-- begin --

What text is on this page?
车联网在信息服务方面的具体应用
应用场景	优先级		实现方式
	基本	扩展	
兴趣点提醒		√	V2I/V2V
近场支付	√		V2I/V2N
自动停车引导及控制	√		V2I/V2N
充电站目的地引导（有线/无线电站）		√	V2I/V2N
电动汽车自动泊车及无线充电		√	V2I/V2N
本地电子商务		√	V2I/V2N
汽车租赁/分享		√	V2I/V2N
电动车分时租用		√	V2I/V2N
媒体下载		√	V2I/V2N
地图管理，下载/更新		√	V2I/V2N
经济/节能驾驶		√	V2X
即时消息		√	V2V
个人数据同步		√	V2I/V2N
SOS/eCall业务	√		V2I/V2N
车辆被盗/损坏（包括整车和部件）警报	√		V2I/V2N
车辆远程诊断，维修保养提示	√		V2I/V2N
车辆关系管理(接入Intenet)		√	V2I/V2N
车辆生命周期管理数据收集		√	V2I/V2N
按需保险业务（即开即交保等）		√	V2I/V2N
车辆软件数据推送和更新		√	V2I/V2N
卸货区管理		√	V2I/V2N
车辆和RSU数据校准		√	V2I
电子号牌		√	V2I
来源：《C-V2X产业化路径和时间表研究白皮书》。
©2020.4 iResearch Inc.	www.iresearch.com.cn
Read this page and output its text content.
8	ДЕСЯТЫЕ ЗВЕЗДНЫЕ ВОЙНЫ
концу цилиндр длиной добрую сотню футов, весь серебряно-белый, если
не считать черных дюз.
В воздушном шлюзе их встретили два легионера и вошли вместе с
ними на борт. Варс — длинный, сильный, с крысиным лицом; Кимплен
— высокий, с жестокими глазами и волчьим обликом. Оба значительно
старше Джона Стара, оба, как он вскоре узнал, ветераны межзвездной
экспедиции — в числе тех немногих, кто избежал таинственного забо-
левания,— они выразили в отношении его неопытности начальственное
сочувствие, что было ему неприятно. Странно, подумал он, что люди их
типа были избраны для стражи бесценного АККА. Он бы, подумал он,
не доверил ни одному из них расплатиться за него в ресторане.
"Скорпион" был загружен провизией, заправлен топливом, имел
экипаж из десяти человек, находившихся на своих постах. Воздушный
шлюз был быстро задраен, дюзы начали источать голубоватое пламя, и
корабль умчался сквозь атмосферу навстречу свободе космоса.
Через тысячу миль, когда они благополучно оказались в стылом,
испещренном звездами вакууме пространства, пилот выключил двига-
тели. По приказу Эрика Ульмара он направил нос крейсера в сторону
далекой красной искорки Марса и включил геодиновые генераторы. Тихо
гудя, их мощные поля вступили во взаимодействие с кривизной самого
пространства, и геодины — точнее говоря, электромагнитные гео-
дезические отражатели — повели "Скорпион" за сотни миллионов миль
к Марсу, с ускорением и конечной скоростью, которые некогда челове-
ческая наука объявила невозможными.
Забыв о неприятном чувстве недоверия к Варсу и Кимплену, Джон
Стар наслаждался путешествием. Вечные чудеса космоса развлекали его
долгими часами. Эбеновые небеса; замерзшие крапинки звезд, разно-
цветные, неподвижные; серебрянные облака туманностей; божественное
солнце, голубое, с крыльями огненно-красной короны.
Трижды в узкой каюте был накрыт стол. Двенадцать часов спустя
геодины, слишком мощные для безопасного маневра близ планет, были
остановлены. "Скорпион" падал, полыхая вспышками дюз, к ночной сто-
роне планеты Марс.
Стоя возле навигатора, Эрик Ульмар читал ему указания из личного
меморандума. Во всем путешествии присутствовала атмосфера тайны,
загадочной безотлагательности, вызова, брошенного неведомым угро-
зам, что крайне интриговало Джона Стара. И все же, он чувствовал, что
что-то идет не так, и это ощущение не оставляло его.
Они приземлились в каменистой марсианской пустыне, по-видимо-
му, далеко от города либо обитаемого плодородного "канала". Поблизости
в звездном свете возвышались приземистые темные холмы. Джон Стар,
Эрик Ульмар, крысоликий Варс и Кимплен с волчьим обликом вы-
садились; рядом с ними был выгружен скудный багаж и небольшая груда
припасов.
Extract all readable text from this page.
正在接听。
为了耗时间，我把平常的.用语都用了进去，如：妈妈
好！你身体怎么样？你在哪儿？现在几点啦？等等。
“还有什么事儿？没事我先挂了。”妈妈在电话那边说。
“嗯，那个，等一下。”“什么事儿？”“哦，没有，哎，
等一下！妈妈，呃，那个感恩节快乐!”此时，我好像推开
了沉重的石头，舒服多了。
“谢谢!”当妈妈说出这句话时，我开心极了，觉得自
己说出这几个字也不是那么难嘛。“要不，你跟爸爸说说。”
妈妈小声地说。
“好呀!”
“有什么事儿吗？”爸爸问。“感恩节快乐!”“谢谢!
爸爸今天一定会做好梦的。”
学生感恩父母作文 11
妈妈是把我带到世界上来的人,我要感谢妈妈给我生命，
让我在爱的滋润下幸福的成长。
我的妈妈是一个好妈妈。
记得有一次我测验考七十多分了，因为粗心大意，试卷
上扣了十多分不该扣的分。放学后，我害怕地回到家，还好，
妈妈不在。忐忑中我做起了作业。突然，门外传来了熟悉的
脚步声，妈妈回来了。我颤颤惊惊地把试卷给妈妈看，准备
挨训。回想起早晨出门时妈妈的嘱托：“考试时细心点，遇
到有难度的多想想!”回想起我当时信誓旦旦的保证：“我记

-- end --

» THE REQUEST
Exactly reproduce every record.

» EXERCISE RESPONSE
What text is on this page?
车联网在信息服务方面的具体应用
应用场景	优先级		实现方式
	基本	扩展	
兴趣点提醒		√	V2I/V2V
近场支付	√		V2I/V2N
自动停车引导及控制	√		V2I/V2N
充电站目的地引导（有线/无线电站）		√	V2I/V2N
电动汽车自动泊车及无线充电		√	V2I/V2N
本地电子商务		√	V2I/V2N
汽车租赁/分享		√	V2I/V2N
电动车分时租用		√	V2I/V2N
媒体下载		√	V2I/V2N
地图管理，下载/更新		√	V2I/V2N
经济/节能驾驶		√	V2X
即时消息		√	V2V
个人数据同步		√	V2I/V2N
SOS/eCall业务	√		V2I/V2N
车辆被盗/损坏（包括整车和部件）警报	√		V2I/V2N
车辆远程诊断，维修保养提示	√		V2I/V2N
车辆关系管理(接入Intenet)		√	V2I/V2N
车辆生命周期管理数据收集		√	V2I/V2N
按需保险业务（即开即交保等）		√	V2I/V2N
车辆软件数据推送和更新		√	V2I/V2N
卸货区管理		√	V2I/V2N
车辆和RSU数据校准		√	V2I
电子号牌		√	V2I
来源：《C-V2X产业化路径和时间表研究白皮书》。
©2020.4 iResearch Inc.	www.iresearch.com.cn
Read this page and output its text content.
8	ДЕСЯТЫЕ ЗВЕЗДНЫЕ ВОЙНЫ
концу цилиндр длиной добрую сотню футов, весь серебряно-белый, если
не считать черных дюз.
В воздушном шлюзе их встретили два легионера и вошли вместе с
ними на борт. Варс — длинный, сильный, с крысиным лицом; Кимплен
— высокий, с жестокими глазами и волчьим обликом. Оба значительно
старше Джона Стара, оба, как он вскоре узнал, ветераны межзвездной
экспедиции — в числе тех немногих, кто избежал таинственного забо-
левания,— они выразили в отношении его неопытности начальственное
сочувствие, что было ему неприятно. Странно, подумал он, что люди их
типа были избраны для стражи бесценного АККА. Он бы, подумал он,
не доверил ни одному из них расплатиться за него в ресторане.
"Скорпион" был загружен провизией, заправлен топливом, имел
экипаж из десяти человек, находившихся на своих постах. Воздушный
шлюз был быстро задраен, дюзы начали источать голубоватое пламя, и
корабль умчался сквозь атмосферу навстречу свободе космоса.
Через тысячу миль, когда они благополучно оказались в стылом,
испещренном звездами вакууме пространства, пилот выключил двига-
тели. По приказу Эрика Ульмара он направил нос крейсера в сторону
далекой красной искорки Марса и включил геодиновые генераторы. Тихо
гудя, их мощные поля вступили во взаимодействие с кривизной самого
пространства, и геодины — точнее говоря, электромагнитные гео-
дезические отражатели — повели "Скорпион" за сотни миллионов миль
к Марсу, с ускорением и конечной скоростью, которые некогда челове-
ческая наука объявила невозможными.
Забыв о неприятном чувстве недоверия к Варсу и Кимплену, Джон
Стар наслаждался путешествием. Вечные чудеса космоса развлекали его
долгими часами. Эбеновые небеса; замерзшие крапинки звезд, разно-
цветные, неподвижные; серебрянные облака туманностей; божественное
солнце, голубое, с крыльями огненно-красной короны.
Трижды в узкой каюте был накрыт стол. Двенадцать часов спустя
геодины, слишком мощные для безопасного маневра близ планет, были
остановлены. "Скорпион" падал, полыхая вспышками дюз, к ночной сто-
роне планеты Марс.
Стоя возле навигатора, Эрик Ульмар читал ему указания из личного
меморандума. Во всем путешествии присутствовала атмосфера тайны,
загадочной безотлагательности, вызова, брошенного неведомым угро-
зам, что крайне интриговало Джона Стара. И все же, он чувствовал, что
что-то идет не так, и это ощущение не оставляло его.
Они приземлились в каменистой марсианской пустыне, по-видимо-
му, далеко от города либо обитаемого плодородного "канала". Поблизости
в звездном свете возвышались приземистые темные холмы. Джон Стар,
Эрик Ульмар, крысоликий Варс и Кимплен с волчьим обликом вы-
садились; рядом с ними был выгружен скудный багаж и небольшая груда
припасов.
Extract all readable text from this page.
正在接听。
为了耗时间，我把平常的.用语都用了进去，如：妈妈
好！你身体怎么样？你在哪儿？现在几点啦？等等。
“还有什么事儿？没事我先挂了。”妈妈在电话那边说。
“嗯，那个，等一下。”“什么事儿？”“哦，没有，哎，
等一下！妈妈，呃，那个感恩节快乐!”此时，我好像推开
了沉重的石头，舒服多了。
“谢谢!”当妈妈说出这句话时，我开心极了，觉得自
己说出这几个字也不是那么难嘛。“要不，你跟爸爸说说。”
妈妈小声地说。
“好呀!”
“有什么事儿吗？”爸爸问。“感恩节快乐!”“谢谢!
爸爸今天一定会做好梦的。”
学生感恩父母作文 11
妈妈是把我带到世界上来的人,我要感谢妈妈给我生命，
让我在爱的滋润下幸福的成长。
我的妈妈是一个好妈妈。
记得有一次我测验考七十多分了，因为粗心大意，试卷
上扣了十多分不该扣的分。放学后，我害怕地回到家，还好，
妈妈不在。忐忑中我做起了作业。突然，门外传来了熟悉的
脚步声，妈妈回来了。我颤颤惊惊地把试卷给妈妈看，准备
挨训。回想起早晨出门时妈妈的嘱托：“考试时细心点，遇
到有难度的多想想!”回想起我当时信誓旦旦的保证：“我记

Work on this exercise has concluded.